-- START OF DOCUMENT EXTRACT --
Make Money Your Mission, How To Save Like a Soldier

My brother-in-law, who is several years younger than me, is on the verge of retiring. He is one of the inspirations to my new goals and lifestyle. His ability to retire so early is largely due to the fact that he is in the military.  He is very frugal, but has also been deployed several times.  His time abroad allowed him to save the majority of his pay and accrue a significant amount of wealth quite quickly.  Virtually all of his income from the time he spent overseas went directly into savings accounts and some investments.  He left for another deployment in March.  We all miss “Uncle,” but this hopefully will be his last trip.  After one last year away, he will be ready to retire.

Soldiers’ earnings vary widely and include various types of pay and allowances, including some that are tax-free.  While we’re not likely to receive any type of hazard pay for putting ourselves in harm’s way as civilians, there are a number of ways we can try to replicate saving like a member of the military.  The key is not spending your income.  It’s not just about making coffee at home instead of purchasing expensive lattes.  For someone like me, who is trying to pay off a large amount of debt, you need to be more extreme in your frugality.  That is why I suggest you deploy yourself on a mission to save money.  As with military deployments, set a specific amount of time set to complete your mission.  You will have an easier time sticking with this assignment if you can rationalize that, for example, “it’s only for six months” instead of an indefinite amount of time.
1.  Eliminate Housing Cost 
Obviously, this is not an option for everyone.  My brother-in-law lives with his father when not on active duty, so he never really has to pay for housing.  Many members of the military will continue to make mortgage payments while away.  Many others, however, live on bases or in barracks, or receive housing allowances.  None of their income goes towards the cost of a place to stay.  Housing is one of our largest expenses.  The cost is very difficult to eliminate, but there are ways.  Move back in with your parents.  Live in cheap college-style housing with friends to keep the cost down.  Or rent out a room in your house to offset the mortgage payment.  With housing making up such a large portion of our budgets, it represents a huge potential in savings.
-- END OF DOCUMENT EXTRACT --
-- START OF EXCERPTED RECORDS --
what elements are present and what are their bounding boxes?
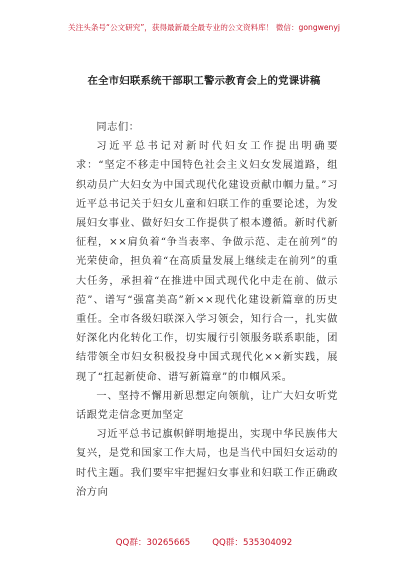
top-promo-banner: 关注头条号“公文研究”，获得最新最全最专业的公文资料库！ 微信：gongwenyj [68,23,340,32]
document-body [76,118,338,502]
paragraph-intro: 习近平总书记对新时代妇女工作提出明确要求：“坚定不移走中国特色社会主义妇女发展道路，组织动员广大妇女为中国式现代化建设贡献巾帼力量。”习近平总书记关于妇女儿童和妇联工作的重要论述，为发展妇女事业、做好妇女工作提供了根本遵循。新时代新征程，××肩负着“争当表率、争做示范、走在前列”的光荣使命，担负着“在高质量发展上继续走在前列”的重大任务，承担着“在推进中国式现代化中走在前、做示范”、谱写“强富美高”新××现代化建设新篇章的历史重任。全市各级妇联深入学习领会，知行合一，扎实做好深化内化转化工作，切实履行引领服务联系职能，团结带领全市妇女积极投身中国式现代化××新实践，展现了“扛起新使命、谱写新篇章”的巾帼风采。 [76,141,338,383]
paragraph-section-1: 习近平总书记旗帜鲜明地提出，实现中华民族伟大复兴，是党和国家工作大局，也是当代中国妇女运动的时代主题。我们要牢牢把握妇女事业和妇联工作正确政治方向 [76,429,338,498]
footer-qq-group-2: QQ群：535304092 [212,538,293,548]
footer-contact [0,536,408,548]
greeting: 同志们： [96,122,140,133]
document-title: 在全市妇联系统干部职工警示教育会上的党课讲稿 [87,75,321,87]
section-heading-1: 一、坚持不懈用新思想定向领航，让广大妇女听党话跟党走信念更加坚定 [76,390,338,422]
footer-qq-group-1: QQ群：30265665 [115,538,191,548]
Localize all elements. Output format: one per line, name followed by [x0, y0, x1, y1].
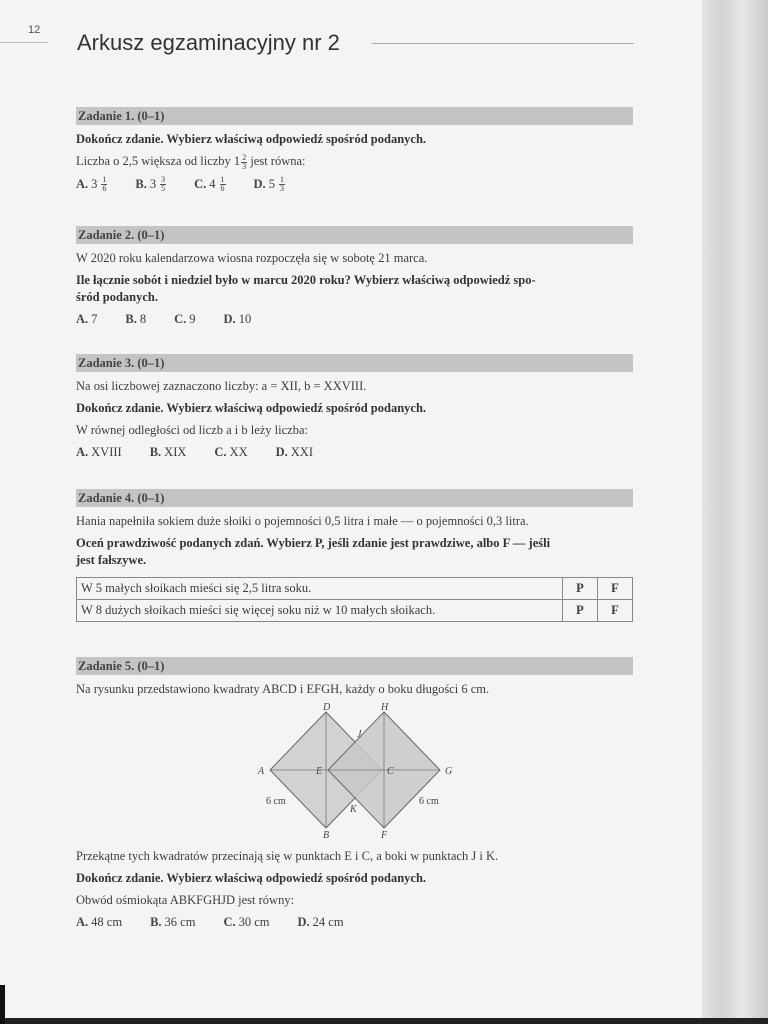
option-value: XIX: [164, 445, 187, 459]
label-a: A: [258, 766, 265, 777]
option-b[interactable]: [150, 914, 195, 931]
option-letter: A.: [76, 445, 89, 459]
left-edge: [0, 985, 5, 1024]
squares-figure: [248, 700, 468, 842]
fraction: [279, 176, 285, 193]
denominator: 3: [279, 183, 284, 193]
task-text: Hania napełniła sokiem duże słoiki o pojemności 0,5 litra i małe — o pojemności 0,3 litra.: [76, 514, 529, 528]
label-k: K: [350, 804, 357, 815]
page-title: Arkusz egzaminacyjny nr 2: [77, 30, 340, 55]
numerator: 1: [220, 174, 225, 184]
denominator: 5: [161, 183, 166, 193]
task-header: Zadanie 3. (0–1): [76, 354, 633, 372]
option-value: 10: [238, 312, 252, 326]
label-g: G: [445, 766, 453, 777]
answer-options: [76, 176, 633, 193]
option-value: 9: [189, 312, 196, 326]
option-value: 8: [139, 312, 147, 326]
option-value: XX: [229, 445, 248, 459]
task-instruction: Ile łącznie sobót i niedziel było w marcu 2020 roku? Wybierz właściwą odpowiedź spo-: [76, 273, 536, 287]
option-letter: C.: [214, 445, 227, 459]
option-value: XVIII: [91, 445, 122, 459]
option-value: XXI: [290, 445, 313, 459]
option-letter: C.: [174, 312, 187, 326]
task-1: [76, 107, 633, 193]
length-label-left: 6 cm: [266, 796, 286, 807]
answer-p-cell[interactable]: P: [563, 578, 598, 600]
task-instruction: Oceń prawdziwość podanych zdań. Wybierz P, jeśli zdanie jest prawdziwe, albo F — jeśli: [76, 536, 551, 550]
label-j: J: [357, 729, 362, 740]
option-whole: 3: [149, 176, 157, 191]
task-instruction-cont: śród podanych.: [76, 290, 158, 304]
answer-p-cell[interactable]: P: [563, 600, 598, 622]
option-a[interactable]: [76, 914, 122, 931]
option-letter: D.: [297, 915, 310, 929]
question-suffix: jest równa:: [247, 154, 306, 168]
option-letter: A.: [76, 312, 89, 326]
task-question: [76, 153, 633, 171]
option-value: 7: [91, 312, 98, 326]
true-false-table: [76, 577, 633, 622]
task-4: [76, 489, 633, 622]
option-letter: B.: [125, 312, 137, 326]
option-d[interactable]: [254, 176, 285, 193]
option-d[interactable]: [276, 444, 313, 461]
option-b[interactable]: [125, 311, 146, 328]
label-h: H: [381, 702, 389, 713]
option-c[interactable]: [223, 914, 269, 931]
option-value: 48 cm: [91, 915, 123, 929]
option-a[interactable]: [76, 176, 107, 193]
numerator: 1: [279, 174, 284, 184]
task-text: Na rysunku przedstawiono kwadraty ABCD i EFGH, każdy o boku długości 6 cm.: [76, 682, 490, 696]
option-value: 36 cm: [164, 915, 196, 929]
answer-options: [76, 311, 633, 328]
task-text: Przekątne tych kwadratów przecinają się w punktach E i C, a boki w punktach J i K.: [76, 849, 499, 863]
numerator: 1: [102, 174, 107, 184]
page-edge-shadow: [702, 0, 768, 1024]
option-d[interactable]: [224, 311, 252, 328]
option-whole: 3: [91, 176, 98, 191]
option-b[interactable]: [150, 444, 187, 461]
option-letter: C.: [223, 915, 236, 929]
bottom-edge: [0, 1018, 768, 1024]
label-e: E: [316, 766, 323, 777]
option-letter: D.: [275, 445, 288, 459]
page-number: 12: [28, 24, 41, 36]
option-a[interactable]: [76, 444, 122, 461]
task-5: [76, 657, 633, 703]
option-whole: 4: [209, 176, 216, 191]
label-f: F: [381, 830, 388, 841]
task-header: Zadanie 2. (0–1): [76, 226, 633, 244]
option-letter: B.: [150, 915, 162, 929]
answer-f-cell[interactable]: F: [598, 600, 633, 622]
option-b[interactable]: [135, 176, 166, 193]
option-letter: A.: [76, 176, 89, 191]
fraction: [101, 176, 107, 193]
numerator: 2: [242, 152, 247, 162]
task-question: W równej odległości od liczb a i b leży liczba:: [76, 423, 308, 437]
option-value: 24 cm: [312, 915, 344, 929]
fraction: [160, 176, 166, 193]
task-header: Zadanie 1. (0–1): [76, 107, 633, 125]
task-instruction-cont: jest fałszywe.: [76, 553, 147, 567]
numerator: 3: [161, 174, 166, 184]
task-2: [76, 226, 633, 328]
task-5-continued: [76, 848, 633, 931]
label-b: B: [323, 830, 330, 841]
denominator: 6: [102, 183, 107, 193]
answer-options: [76, 444, 633, 461]
option-c[interactable]: [174, 311, 195, 328]
task-header: Zadanie 5. (0–1): [76, 657, 633, 675]
denominator: 3: [242, 161, 247, 171]
task-3: [76, 354, 633, 461]
option-letter: D.: [223, 312, 236, 326]
task-question: Obwód ośmiokąta ABKFGHJD jest równy:: [76, 893, 295, 907]
task-text: W 2020 roku kalendarzowa wiosna rozpoczęła się w sobotę 21 marca.: [76, 251, 428, 265]
table-row: [77, 578, 633, 600]
answer-f-cell[interactable]: F: [598, 578, 633, 600]
option-c[interactable]: [214, 444, 247, 461]
task-instruction: Dokończ zdanie. Wybierz właściwą odpowiedź spośród podanych.: [76, 401, 427, 415]
task-header: Zadanie 4. (0–1): [76, 489, 633, 507]
length-label-right: 6 cm: [419, 796, 439, 807]
option-letter: D.: [253, 176, 266, 191]
option-c[interactable]: [194, 176, 225, 193]
option-letter: B.: [149, 445, 162, 459]
option-letter: A.: [76, 915, 89, 929]
option-letter: B.: [135, 176, 147, 191]
statement-cell: W 8 dużych słoikach mieści się więcej soku niż w 10 małych słoikach.: [77, 600, 563, 622]
option-a[interactable]: [76, 311, 97, 328]
task-instruction: Dokończ zdanie. Wybierz właściwą odpowiedź spośród podanych.: [76, 871, 427, 885]
task-instruction: Dokończ zdanie. Wybierz właściwą odpowiedź spośród podanych.: [76, 132, 427, 146]
table-row: [77, 600, 633, 622]
option-letter: C.: [194, 176, 207, 191]
fraction: [220, 176, 226, 193]
page-number-rule: [0, 42, 48, 43]
option-whole: 5: [268, 176, 275, 191]
answer-options: [76, 914, 633, 931]
denominator: 6: [220, 183, 225, 193]
title-rule: [372, 43, 634, 44]
option-d[interactable]: [298, 914, 344, 931]
option-value: 30 cm: [238, 915, 270, 929]
label-d: D: [323, 702, 331, 713]
label-c: C: [387, 766, 394, 777]
statement-cell: W 5 małych słoikach mieści się 2,5 litra soku.: [77, 578, 563, 600]
task-text: Na osi liczbowej zaznaczono liczby: a = XII, b = XXVIII.: [76, 379, 367, 393]
question-prefix: Liczba o 2,5 większa od liczby 1: [76, 154, 241, 168]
-- END OF EXCERPTED RECORDS --
> STATED TASK A
In the post on saving like a soldier, where does the brother-in-law live when he is not on active duty?
> STATED TASK B
List every suggestion the post on saving like a soldier offers readers for getting rid of their housing cost.

> COMPLETE RESPONSE A
With his father.

> COMPLETE RESPONSE B
- Move back in with your parents.
- Live in cheap college-style housing with friends.
- Rent out a room in your house to offset the mortgage payment.